Give back each entry unchanged, minus pictures.

#####

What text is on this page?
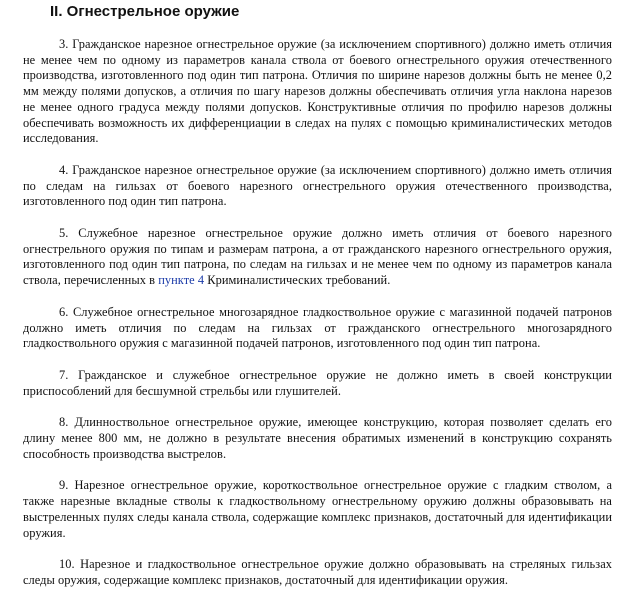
II. Огнестрельное оружие

3. Гражданское нарезное огнестрельное оружие (за исключением спортивного) должно иметь отличия не менее чем по одному из параметров канала ствола от боевого огнестрельного оружия отечественного производства, изготовленного под один тип патрона. Отличия по ширине нарезов должны быть не менее 0,2 мм между полями допусков, а отличия по шагу нарезов должны обеспечивать отличия угла наклона нарезов не менее одного градуса между полями допусков. Конструктивные отличия по профилю нарезов должны обеспечивать возможность их дифференциации в следах на пулях с помощью криминалистических методов исследования.

4. Гражданское нарезное огнестрельное оружие (за исключением спортивного) должно иметь отличия по следам на гильзах от боевого нарезного огнестрельного оружия отечественного производства, изготовленного под один тип патрона.

5. Служебное нарезное огнестрельное оружие должно иметь отличия от боевого нарезного огнестрельного оружия по типам и размерам патрона, а от гражданского нарезного огнестрельного оружия, изготовленного под один тип патрона, по следам на гильзах и не менее чем по одному из параметров канала ствола, перечисленных в пункте 4 Криминалистических требований.

6. Служебное огнестрельное многозарядное гладкоствольное оружие с магазинной подачей патронов должно иметь отличия по следам на гильзах от гражданского огнестрельного многозарядного гладкоствольного оружия с магазинной подачей патронов, изготовленного под один тип патрона.

7. Гражданское и служебное огнестрельное оружие не должно иметь в своей конструкции приспособлений для бесшумной стрельбы или глушителей.

8. Длинноствольное огнестрельное оружие, имеющее конструкцию, которая позволяет сделать его длину менее 800 мм, не должно в результате внесения обратимых изменений в конструкцию сохранять способность производства выстрелов.

9. Нарезное огнестрельное оружие, короткоствольное огнестрельное оружие с гладким стволом, а также нарезные вкладные стволы к гладкоствольному огнестрельному оружию должны образовывать на выстреленных пулях следы канала ствола, содержащие комплекс признаков, достаточный для идентификации оружия.

10. Нарезное и гладкоствольное огнестрельное оружие должно образовывать на стреляных гильзах следы оружия, содержащие комплекс признаков, достаточный для идентификации оружия.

#####

:: Full output ::
What text is on this page?
II. Огнестрельное оружие

3. Гражданское нарезное огнестрельное оружие (за исключением спортивного) должно иметь отличия не менее чем по одному из параметров канала ствола от боевого огнестрельного оружия отечественного производства, изготовленного под один тип патрона. Отличия по ширине нарезов должны быть не менее 0,2 мм между полями допусков, а отличия по шагу нарезов должны обеспечивать отличия угла наклона нарезов не менее одного градуса между полями допусков. Конструктивные отличия по профилю нарезов должны обеспечивать возможность их дифференциации в следах на пулях с помощью криминалистических методов исследования.

4. Гражданское нарезное огнестрельное оружие (за исключением спортивного) должно иметь отличия по следам на гильзах от боевого нарезного огнестрельного оружия отечественного производства, изготовленного под один тип патрона.

5. Служебное нарезное огнестрельное оружие должно иметь отличия от боевого нарезного огнестрельного оружия по типам и размерам патрона, а от гражданского нарезного огнестрельного оружия, изготовленного под один тип патрона, по следам на гильзах и не менее чем по одному из параметров канала ствола, перечисленных в пункте 4 Криминалистических требований.

6. Служебное огнестрельное многозарядное гладкоствольное оружие с магазинной подачей патронов должно иметь отличия по следам на гильзах от гражданского огнестрельного многозарядного гладкоствольного оружия с магазинной подачей патронов, изготовленного под один тип патрона.

7. Гражданское и служебное огнестрельное оружие не должно иметь в своей конструкции приспособлений для бесшумной стрельбы или глушителей.

8. Длинноствольное огнестрельное оружие, имеющее конструкцию, которая позволяет сделать его длину менее 800 мм, не должно в результате внесения обратимых изменений в конструкцию сохранять способность производства выстрелов.

9. Нарезное огнестрельное оружие, короткоствольное огнестрельное оружие с гладким стволом, а также нарезные вкладные стволы к гладкоствольному огнестрельному оружию должны образовывать на выстреленных пулях следы канала ствола, содержащие комплекс признаков, достаточный для идентификации оружия.

10. Нарезное и гладкоствольное огнестрельное оружие должно образовывать на стреляных гильзах следы оружия, содержащие комплекс признаков, достаточный для идентификации оружия.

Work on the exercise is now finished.